Requirements: Take down each entry exactly as written.

— begin Data to use —

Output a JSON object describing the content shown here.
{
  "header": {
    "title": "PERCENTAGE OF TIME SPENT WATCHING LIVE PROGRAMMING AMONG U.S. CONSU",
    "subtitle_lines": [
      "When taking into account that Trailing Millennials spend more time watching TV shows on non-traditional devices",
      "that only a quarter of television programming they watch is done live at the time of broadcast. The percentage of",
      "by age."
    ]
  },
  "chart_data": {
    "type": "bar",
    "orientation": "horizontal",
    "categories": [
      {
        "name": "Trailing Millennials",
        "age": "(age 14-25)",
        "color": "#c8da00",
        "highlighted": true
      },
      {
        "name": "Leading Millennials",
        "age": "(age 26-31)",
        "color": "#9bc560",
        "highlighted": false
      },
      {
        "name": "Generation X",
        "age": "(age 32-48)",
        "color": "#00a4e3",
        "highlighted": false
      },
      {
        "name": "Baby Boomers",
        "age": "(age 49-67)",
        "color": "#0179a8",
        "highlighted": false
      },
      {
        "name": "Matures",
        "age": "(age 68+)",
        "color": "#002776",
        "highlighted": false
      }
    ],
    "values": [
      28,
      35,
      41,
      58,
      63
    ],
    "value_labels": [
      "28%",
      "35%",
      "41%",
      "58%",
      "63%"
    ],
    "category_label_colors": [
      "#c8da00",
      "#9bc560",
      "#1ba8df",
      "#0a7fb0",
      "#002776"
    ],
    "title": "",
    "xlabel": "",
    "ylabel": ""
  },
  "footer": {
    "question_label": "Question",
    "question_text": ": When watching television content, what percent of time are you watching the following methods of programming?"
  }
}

— end Data to use —

Answer to the exercise:
Output a JSON object describing the content shown here.
{
  "header": {
    "title": "PERCENTAGE OF TIME SPENT WATCHING LIVE PROGRAMMING AMONG U.S. CONSU",
    "subtitle_lines": [
      "When taking into account that Trailing Millennials spend more time watching TV shows on non-traditional devices",
      "that only a quarter of television programming they watch is done live at the time of broadcast. The percentage of",
      "by age."
    ]
  },
  "chart_data": {
    "type": "bar",
    "orientation": "horizontal",
    "categories": [
      {
        "name": "Trailing Millennials",
        "age": "(age 14-25)",
        "color": "#c8da00",
        "highlighted": true
      },
      {
        "name": "Leading Millennials",
        "age": "(age 26-31)",
        "color": "#9bc560",
        "highlighted": false
      },
      {
        "name": "Generation X",
        "age": "(age 32-48)",
        "color": "#00a4e3",
        "highlighted": false
      },
      {
        "name": "Baby Boomers",
        "age": "(age 49-67)",
        "color": "#0179a8",
        "highlighted": false
      },
      {
        "name": "Matures",
        "age": "(age 68+)",
        "color": "#002776",
        "highlighted": false
      }
    ],
    "values": [
      28,
      35,
      41,
      58,
      63
    ],
    "value_labels": [
      "28%",
      "35%",
      "41%",
      "58%",
      "63%"
    ],
    "category_label_colors": [
      "#c8da00",
      "#9bc560",
      "#1ba8df",
      "#0a7fb0",
      "#002776"
    ],
    "title": "",
    "xlabel": "",
    "ylabel": ""
  },
  "footer": {
    "question_label": "Question",
    "question_text": ": When watching television content, what percent of time are you watching the following methods of programming?"
  }
}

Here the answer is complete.